Reproduce every entry below precisely; do not include the pictures.

== TASK INPUT ==
########

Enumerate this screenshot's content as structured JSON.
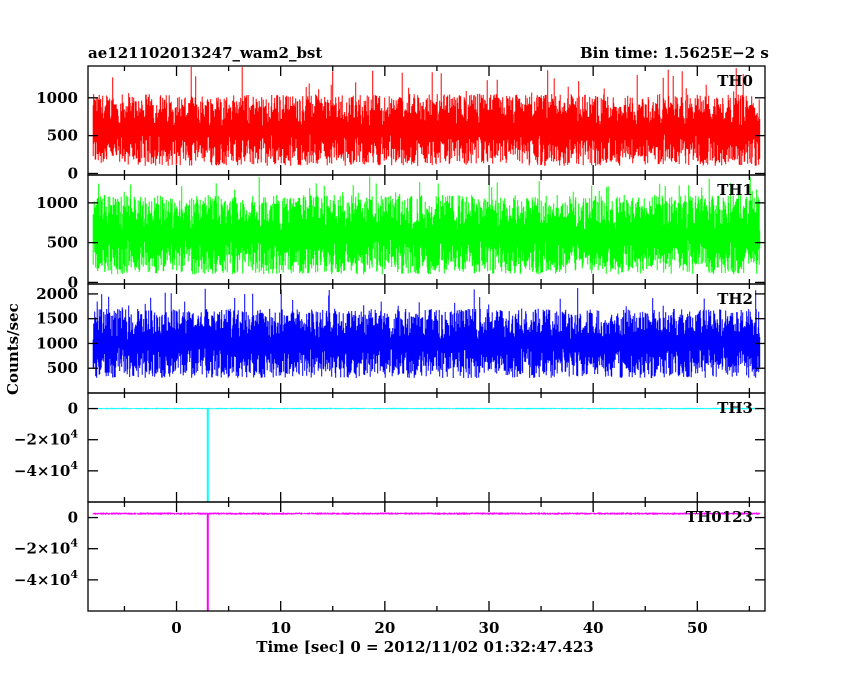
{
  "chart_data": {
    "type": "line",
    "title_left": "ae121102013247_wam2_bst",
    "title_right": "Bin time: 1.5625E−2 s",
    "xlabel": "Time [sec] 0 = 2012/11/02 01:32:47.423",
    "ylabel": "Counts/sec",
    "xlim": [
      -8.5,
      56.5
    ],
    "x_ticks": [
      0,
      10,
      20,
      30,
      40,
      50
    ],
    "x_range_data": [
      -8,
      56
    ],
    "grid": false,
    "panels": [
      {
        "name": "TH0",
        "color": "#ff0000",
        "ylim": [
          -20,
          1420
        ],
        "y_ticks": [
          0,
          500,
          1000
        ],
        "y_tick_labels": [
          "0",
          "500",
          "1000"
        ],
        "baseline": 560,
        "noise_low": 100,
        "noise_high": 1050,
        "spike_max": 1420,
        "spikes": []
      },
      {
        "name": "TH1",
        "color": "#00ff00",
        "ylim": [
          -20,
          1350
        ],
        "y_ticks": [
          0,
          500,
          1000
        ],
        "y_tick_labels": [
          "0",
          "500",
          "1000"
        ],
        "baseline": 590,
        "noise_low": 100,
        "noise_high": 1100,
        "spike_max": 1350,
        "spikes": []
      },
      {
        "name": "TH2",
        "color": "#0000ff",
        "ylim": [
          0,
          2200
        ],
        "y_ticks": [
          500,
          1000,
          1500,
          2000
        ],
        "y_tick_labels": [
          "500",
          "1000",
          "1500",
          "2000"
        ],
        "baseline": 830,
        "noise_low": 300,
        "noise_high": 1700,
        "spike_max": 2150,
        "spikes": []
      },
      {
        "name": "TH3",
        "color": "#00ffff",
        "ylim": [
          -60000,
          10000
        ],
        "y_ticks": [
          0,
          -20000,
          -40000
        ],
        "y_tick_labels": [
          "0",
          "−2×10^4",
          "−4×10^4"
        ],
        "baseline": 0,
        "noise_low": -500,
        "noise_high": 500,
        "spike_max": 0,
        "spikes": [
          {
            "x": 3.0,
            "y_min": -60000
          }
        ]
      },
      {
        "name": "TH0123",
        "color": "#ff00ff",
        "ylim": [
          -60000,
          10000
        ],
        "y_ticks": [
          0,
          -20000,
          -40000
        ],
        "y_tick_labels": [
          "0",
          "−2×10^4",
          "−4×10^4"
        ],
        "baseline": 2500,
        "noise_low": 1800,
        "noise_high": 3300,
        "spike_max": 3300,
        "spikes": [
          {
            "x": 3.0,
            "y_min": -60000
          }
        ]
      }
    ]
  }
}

########

== IN RESPONSE ==
Enumerate this screenshot's content as structured JSON.
{
  "chart_data": {
    "type": "line",
    "title_left": "ae121102013247_wam2_bst",
    "title_right": "Bin time: 1.5625E−2 s",
    "xlabel": "Time [sec] 0 = 2012/11/02 01:32:47.423",
    "ylabel": "Counts/sec",
    "xlim": [
      -8.5,
      56.5
    ],
    "x_ticks": [
      0,
      10,
      20,
      30,
      40,
      50
    ],
    "x_range_data": [
      -8,
      56
    ],
    "grid": false,
    "panels": [
      {
        "name": "TH0",
        "color": "#ff0000",
        "ylim": [
          -20,
          1420
        ],
        "y_ticks": [
          0,
          500,
          1000
        ],
        "y_tick_labels": [
          "0",
          "500",
          "1000"
        ],
        "baseline": 560,
        "noise_low": 100,
        "noise_high": 1050,
        "spike_max": 1420,
        "spikes": []
      },
      {
        "name": "TH1",
        "color": "#00ff00",
        "ylim": [
          -20,
          1350
        ],
        "y_ticks": [
          0,
          500,
          1000
        ],
        "y_tick_labels": [
          "0",
          "500",
          "1000"
        ],
        "baseline": 590,
        "noise_low": 100,
        "noise_high": 1100,
        "spike_max": 1350,
        "spikes": []
      },
      {
        "name": "TH2",
        "color": "#0000ff",
        "ylim": [
          0,
          2200
        ],
        "y_ticks": [
          500,
          1000,
          1500,
          2000
        ],
        "y_tick_labels": [
          "500",
          "1000",
          "1500",
          "2000"
        ],
        "baseline": 830,
        "noise_low": 300,
        "noise_high": 1700,
        "spike_max": 2150,
        "spikes": []
      },
      {
        "name": "TH3",
        "color": "#00ffff",
        "ylim": [
          -60000,
          10000
        ],
        "y_ticks": [
          0,
          -20000,
          -40000
        ],
        "y_tick_labels": [
          "0",
          "−2×10^4",
          "−4×10^4"
        ],
        "baseline": 0,
        "noise_low": -500,
        "noise_high": 500,
        "spike_max": 0,
        "spikes": [
          {
            "x": 3.0,
            "y_min": -60000
          }
        ]
      },
      {
        "name": "TH0123",
        "color": "#ff00ff",
        "ylim": [
          -60000,
          10000
        ],
        "y_ticks": [
          0,
          -20000,
          -40000
        ],
        "y_tick_labels": [
          "0",
          "−2×10^4",
          "−4×10^4"
        ],
        "baseline": 2500,
        "noise_low": 1800,
        "noise_high": 3300,
        "spike_max": 3300,
        "spikes": [
          {
            "x": 3.0,
            "y_min": -60000
          }
        ]
      }
    ]
  }
}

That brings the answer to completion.